**Task prompt:**
Check each line of the listing for the word "Ивановской" and give only the number of lines that have it.

(Dataset items)
..........
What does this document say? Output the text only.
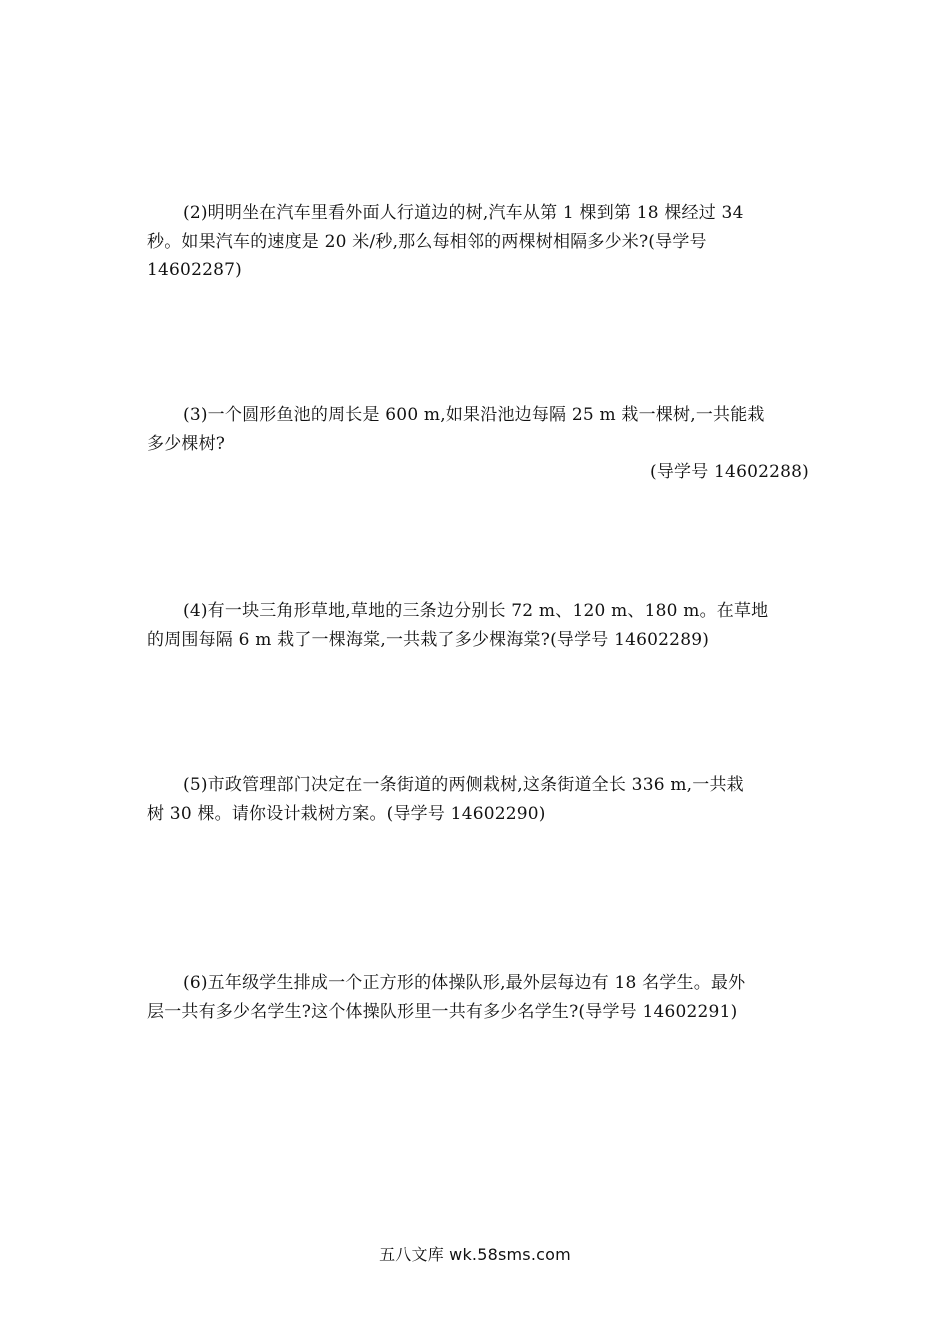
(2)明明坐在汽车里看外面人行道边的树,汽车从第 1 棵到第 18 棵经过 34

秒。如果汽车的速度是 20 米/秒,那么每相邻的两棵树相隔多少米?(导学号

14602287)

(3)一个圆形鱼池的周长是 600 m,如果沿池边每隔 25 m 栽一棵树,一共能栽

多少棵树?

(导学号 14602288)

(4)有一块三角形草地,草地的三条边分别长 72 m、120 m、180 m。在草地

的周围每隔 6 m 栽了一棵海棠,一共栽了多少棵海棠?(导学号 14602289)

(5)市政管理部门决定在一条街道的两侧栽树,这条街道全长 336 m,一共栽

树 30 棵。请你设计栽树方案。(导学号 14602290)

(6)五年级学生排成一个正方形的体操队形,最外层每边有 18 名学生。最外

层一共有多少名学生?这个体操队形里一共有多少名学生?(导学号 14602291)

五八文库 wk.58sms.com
..........
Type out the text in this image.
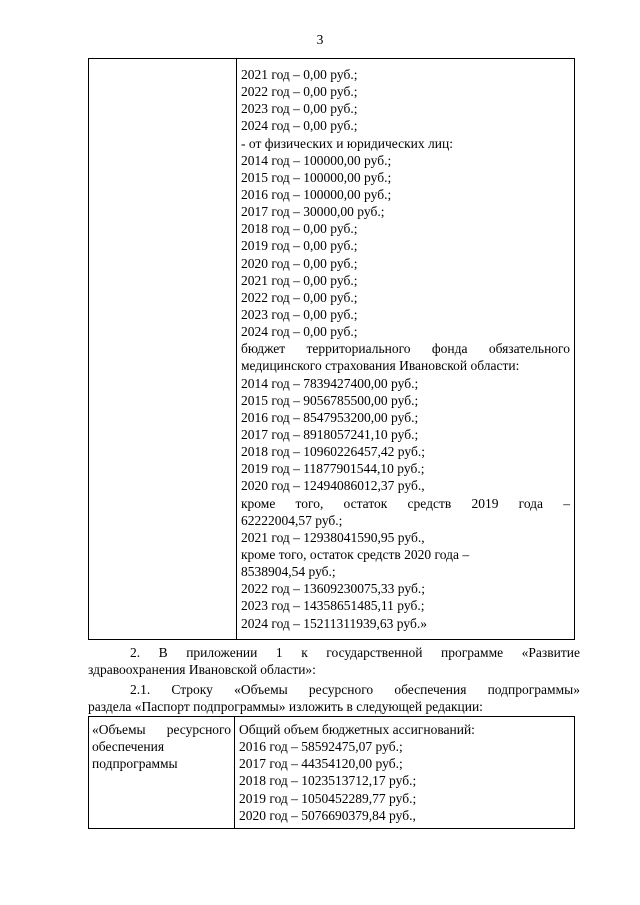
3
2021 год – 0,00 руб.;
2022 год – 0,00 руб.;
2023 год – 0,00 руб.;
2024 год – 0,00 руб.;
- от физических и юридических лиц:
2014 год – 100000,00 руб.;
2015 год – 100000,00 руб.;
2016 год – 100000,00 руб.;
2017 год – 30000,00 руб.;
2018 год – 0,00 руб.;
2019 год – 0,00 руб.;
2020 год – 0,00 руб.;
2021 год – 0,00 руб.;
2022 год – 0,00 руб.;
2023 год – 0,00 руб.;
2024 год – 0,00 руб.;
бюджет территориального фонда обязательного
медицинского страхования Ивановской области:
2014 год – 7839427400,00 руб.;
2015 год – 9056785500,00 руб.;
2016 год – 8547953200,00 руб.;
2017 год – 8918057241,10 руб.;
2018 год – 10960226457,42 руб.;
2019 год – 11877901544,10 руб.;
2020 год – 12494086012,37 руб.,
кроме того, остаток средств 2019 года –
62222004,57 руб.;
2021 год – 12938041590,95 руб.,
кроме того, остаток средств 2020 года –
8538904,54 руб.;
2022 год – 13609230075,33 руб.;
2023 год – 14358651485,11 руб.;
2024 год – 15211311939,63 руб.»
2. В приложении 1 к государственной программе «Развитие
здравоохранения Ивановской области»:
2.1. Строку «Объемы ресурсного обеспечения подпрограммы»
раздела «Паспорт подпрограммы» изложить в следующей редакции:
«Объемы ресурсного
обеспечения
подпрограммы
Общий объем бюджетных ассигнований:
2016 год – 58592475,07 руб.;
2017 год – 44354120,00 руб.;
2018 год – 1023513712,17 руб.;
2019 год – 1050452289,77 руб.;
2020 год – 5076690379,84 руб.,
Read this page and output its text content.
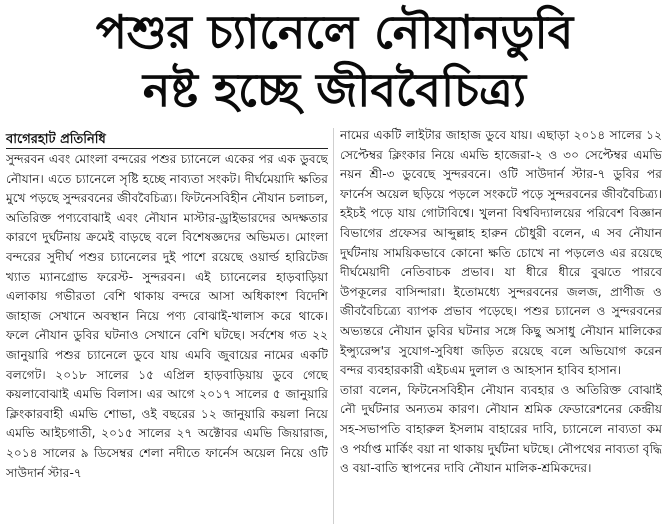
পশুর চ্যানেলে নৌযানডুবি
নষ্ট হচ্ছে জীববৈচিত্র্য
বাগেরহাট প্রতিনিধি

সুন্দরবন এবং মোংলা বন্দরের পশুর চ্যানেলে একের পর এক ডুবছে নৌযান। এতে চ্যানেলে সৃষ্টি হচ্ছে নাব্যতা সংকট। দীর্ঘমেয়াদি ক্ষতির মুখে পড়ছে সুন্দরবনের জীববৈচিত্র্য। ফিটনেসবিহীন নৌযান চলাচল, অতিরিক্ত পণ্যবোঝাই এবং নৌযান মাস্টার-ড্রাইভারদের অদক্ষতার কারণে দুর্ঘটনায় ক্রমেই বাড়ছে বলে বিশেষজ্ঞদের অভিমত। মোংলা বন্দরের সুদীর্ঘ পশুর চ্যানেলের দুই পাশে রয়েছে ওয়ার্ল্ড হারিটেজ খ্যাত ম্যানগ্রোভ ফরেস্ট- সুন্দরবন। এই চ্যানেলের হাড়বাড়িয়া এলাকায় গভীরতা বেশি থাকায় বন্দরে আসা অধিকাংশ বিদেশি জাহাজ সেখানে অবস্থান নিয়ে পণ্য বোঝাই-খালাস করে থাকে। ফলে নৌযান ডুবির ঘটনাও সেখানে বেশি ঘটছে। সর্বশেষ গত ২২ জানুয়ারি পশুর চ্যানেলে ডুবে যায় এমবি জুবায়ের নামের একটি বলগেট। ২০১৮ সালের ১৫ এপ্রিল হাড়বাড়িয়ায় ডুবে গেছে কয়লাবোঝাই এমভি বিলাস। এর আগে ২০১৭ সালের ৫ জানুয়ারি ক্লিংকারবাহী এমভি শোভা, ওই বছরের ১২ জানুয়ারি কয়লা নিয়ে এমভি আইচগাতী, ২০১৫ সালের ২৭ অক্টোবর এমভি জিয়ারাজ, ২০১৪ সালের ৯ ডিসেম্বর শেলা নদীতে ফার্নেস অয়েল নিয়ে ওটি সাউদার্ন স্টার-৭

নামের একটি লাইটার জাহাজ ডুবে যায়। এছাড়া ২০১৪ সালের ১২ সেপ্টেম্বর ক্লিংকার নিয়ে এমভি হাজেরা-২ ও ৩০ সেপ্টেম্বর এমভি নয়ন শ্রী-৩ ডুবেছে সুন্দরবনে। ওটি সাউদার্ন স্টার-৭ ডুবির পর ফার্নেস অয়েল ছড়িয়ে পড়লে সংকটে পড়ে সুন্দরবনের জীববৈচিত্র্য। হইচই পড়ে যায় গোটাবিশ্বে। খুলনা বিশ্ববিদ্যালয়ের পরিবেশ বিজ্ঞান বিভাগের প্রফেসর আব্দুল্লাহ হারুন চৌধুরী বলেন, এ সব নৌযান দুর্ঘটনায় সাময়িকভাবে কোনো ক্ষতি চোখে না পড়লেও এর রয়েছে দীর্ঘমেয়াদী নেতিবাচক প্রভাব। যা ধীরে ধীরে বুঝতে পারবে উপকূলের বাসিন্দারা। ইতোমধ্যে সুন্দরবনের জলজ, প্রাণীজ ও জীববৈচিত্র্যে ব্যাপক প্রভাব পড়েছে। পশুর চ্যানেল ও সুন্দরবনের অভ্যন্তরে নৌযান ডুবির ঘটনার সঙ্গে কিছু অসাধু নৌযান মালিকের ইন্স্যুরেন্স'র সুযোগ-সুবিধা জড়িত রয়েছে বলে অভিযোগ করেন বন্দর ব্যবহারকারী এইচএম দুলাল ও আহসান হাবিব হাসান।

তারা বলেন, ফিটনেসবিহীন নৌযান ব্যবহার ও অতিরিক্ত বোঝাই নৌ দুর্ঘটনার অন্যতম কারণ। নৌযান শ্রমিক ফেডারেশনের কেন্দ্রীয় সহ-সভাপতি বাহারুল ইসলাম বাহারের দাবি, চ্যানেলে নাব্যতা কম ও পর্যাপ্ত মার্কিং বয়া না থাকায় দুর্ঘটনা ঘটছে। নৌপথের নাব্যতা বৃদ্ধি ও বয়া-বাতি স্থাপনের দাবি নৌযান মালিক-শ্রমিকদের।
..........
**Solved exercise:**
2